--- Document excerpt ---

I’ve never felt so alone in my whole life. I don’t want to get married! Why can’t I just stay for a while as I am?

Meanwhile, George is pacing nervously, with similar misgivings:

Gee, I’m going to get married. I’m grown up. I’m getting old. I don’t want to get old. Taking on all these responsibilities. Why’s everybody pushing me so? All I want to do is be a fellow. And I’m gonna get married.

Yet when his teary mother enters, he suppresses his thoughts, telling her: “Cheer up mom, I’m getting married!” The film ends on an ultimately upbeat note; in a departure from the source play, Emily survives after nearly dying from complications related to the birth of her second child. Her will to live is affirmed after she is magically able to observe her earlier family life; seeing her parents and her younger self she learns to appreciate the bonds that underlie everyday domestic events. Yet the idea that unspoken fears and regret hang over the institution of marriage significantly qualifies Our Town’s otherwise affectionate depiction of family life.

---

Challenge 1 - In the Our Town film discussion, what sentences does George say while he paces? List each one on its own line.
The records that follow have no connection to the film discussion above.

--- Provided records ---

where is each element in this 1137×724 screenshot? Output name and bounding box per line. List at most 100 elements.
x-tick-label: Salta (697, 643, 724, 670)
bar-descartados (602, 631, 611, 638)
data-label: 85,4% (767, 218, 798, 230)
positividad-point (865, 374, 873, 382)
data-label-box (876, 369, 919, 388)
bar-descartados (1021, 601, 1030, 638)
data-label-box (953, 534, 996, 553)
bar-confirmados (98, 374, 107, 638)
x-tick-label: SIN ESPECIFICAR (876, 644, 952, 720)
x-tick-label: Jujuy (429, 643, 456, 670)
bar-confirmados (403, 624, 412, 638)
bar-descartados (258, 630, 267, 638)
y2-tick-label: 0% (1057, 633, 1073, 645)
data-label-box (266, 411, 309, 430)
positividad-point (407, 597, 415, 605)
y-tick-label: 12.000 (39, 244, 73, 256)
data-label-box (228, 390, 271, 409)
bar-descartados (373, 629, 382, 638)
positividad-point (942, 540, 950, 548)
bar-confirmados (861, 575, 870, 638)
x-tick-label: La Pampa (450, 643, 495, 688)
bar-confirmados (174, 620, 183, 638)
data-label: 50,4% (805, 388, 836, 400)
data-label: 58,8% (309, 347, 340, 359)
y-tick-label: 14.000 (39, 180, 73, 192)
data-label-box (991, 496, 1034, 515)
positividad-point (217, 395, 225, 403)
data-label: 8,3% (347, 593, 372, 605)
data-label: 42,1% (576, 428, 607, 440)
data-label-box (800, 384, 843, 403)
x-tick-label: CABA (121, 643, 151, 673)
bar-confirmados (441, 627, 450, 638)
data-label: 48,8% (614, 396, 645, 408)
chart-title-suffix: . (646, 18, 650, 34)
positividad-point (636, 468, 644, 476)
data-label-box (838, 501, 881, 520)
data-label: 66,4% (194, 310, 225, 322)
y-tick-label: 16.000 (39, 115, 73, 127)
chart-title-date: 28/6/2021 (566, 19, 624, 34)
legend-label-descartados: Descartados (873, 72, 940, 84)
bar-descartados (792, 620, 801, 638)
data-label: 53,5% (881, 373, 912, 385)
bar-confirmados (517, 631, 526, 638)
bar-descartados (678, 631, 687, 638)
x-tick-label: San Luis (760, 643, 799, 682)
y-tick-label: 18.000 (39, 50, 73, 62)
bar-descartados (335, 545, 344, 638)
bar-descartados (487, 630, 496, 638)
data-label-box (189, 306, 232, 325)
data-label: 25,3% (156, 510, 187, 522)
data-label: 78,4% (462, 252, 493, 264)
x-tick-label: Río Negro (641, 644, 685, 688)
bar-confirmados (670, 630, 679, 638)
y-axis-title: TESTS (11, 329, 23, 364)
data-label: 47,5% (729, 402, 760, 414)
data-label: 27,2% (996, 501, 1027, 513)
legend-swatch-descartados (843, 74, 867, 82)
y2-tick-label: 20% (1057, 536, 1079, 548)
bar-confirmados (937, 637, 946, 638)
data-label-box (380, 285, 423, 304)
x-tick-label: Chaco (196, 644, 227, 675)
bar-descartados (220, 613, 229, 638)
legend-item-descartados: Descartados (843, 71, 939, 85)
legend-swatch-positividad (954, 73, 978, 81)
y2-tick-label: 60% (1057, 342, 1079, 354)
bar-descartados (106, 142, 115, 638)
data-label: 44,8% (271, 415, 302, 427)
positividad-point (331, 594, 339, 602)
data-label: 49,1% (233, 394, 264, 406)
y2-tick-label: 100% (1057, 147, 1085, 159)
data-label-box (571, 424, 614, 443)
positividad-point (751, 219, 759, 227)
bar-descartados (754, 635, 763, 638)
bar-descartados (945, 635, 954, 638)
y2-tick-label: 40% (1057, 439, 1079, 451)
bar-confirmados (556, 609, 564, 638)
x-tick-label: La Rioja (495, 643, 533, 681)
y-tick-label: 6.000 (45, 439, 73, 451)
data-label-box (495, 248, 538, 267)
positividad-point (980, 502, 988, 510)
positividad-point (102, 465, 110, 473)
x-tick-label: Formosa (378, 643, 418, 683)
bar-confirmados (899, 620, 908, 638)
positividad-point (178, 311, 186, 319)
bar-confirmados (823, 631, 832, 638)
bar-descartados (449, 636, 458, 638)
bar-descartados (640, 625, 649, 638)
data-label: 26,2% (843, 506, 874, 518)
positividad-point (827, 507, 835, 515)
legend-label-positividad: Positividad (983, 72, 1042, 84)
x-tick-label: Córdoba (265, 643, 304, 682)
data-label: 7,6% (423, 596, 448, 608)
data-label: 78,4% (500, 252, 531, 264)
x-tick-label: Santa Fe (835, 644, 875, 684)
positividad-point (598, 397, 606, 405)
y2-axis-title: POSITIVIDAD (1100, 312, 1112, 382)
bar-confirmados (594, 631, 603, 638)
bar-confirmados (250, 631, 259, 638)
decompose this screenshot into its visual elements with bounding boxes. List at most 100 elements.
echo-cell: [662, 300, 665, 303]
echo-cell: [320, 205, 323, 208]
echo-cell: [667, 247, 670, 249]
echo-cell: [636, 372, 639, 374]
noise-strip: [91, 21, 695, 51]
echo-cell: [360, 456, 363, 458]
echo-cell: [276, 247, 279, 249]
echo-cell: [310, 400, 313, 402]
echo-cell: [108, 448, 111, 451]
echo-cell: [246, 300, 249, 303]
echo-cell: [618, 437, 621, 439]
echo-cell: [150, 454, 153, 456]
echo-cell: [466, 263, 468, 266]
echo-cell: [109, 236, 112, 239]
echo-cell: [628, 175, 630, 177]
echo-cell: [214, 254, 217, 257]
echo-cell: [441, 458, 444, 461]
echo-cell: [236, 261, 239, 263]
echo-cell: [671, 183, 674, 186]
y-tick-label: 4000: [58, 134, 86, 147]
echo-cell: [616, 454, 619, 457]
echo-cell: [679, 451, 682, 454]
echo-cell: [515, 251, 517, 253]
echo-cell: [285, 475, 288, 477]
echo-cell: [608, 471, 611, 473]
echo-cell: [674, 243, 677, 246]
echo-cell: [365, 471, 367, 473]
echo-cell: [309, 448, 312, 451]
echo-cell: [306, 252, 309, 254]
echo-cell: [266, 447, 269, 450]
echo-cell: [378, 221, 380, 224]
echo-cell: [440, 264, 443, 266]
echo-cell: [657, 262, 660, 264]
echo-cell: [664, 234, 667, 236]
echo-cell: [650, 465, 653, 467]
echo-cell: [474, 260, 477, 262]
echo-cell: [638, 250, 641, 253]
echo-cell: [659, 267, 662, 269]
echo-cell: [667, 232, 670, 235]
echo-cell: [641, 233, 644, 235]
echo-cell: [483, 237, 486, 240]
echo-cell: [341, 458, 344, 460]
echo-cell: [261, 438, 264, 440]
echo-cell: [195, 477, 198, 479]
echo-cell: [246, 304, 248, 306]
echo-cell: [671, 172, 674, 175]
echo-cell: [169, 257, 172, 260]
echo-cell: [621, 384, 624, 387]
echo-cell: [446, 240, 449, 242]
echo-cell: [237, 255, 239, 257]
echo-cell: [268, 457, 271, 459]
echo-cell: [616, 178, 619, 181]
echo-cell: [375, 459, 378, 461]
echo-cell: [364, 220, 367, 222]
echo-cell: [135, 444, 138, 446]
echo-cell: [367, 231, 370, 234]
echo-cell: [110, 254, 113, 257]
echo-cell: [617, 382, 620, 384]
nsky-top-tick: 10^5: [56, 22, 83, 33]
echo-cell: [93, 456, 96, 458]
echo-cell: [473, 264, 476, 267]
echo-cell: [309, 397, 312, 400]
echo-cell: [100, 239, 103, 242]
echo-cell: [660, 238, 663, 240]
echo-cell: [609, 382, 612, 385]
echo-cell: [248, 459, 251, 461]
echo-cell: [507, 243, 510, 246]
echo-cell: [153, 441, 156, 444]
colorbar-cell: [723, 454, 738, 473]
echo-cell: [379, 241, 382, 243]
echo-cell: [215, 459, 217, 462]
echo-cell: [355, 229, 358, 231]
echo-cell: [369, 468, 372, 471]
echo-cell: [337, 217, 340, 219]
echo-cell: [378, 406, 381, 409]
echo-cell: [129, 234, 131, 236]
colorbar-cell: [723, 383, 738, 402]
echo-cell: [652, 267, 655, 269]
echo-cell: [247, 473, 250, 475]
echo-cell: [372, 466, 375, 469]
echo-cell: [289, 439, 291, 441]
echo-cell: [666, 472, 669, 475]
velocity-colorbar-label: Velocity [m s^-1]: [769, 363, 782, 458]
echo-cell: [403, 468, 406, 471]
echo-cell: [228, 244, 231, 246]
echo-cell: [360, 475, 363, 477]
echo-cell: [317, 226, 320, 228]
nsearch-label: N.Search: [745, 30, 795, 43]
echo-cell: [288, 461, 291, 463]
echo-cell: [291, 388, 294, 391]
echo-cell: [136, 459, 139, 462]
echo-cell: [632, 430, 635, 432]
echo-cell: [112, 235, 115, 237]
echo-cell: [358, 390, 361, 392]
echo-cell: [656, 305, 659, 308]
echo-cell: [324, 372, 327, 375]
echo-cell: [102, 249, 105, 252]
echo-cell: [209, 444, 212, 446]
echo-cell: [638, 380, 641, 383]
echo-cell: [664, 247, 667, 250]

---

Challenge 2 - Copy the records from their first line down through the line containing "data-label-box (876, 369, 919, 388)", including both of those lines.

Written answer 1 -
Gee, I’m going to get married.
I’m grown up.
I’m getting old.
I don’t want to get old.
Taking on all these responsibilities.
Why’s everybody pushing me so?
All I want to do is be a fellow.
And I’m gonna get married.

Written answer 2 -
where is each element in this 1137×724 screenshot? Output name and bounding box per line. List at most 100 elements.
x-tick-label: Salta (697, 643, 724, 670)
bar-descartados (602, 631, 611, 638)
data-label: 85,4% (767, 218, 798, 230)
positividad-point (865, 374, 873, 382)
data-label-box (876, 369, 919, 388)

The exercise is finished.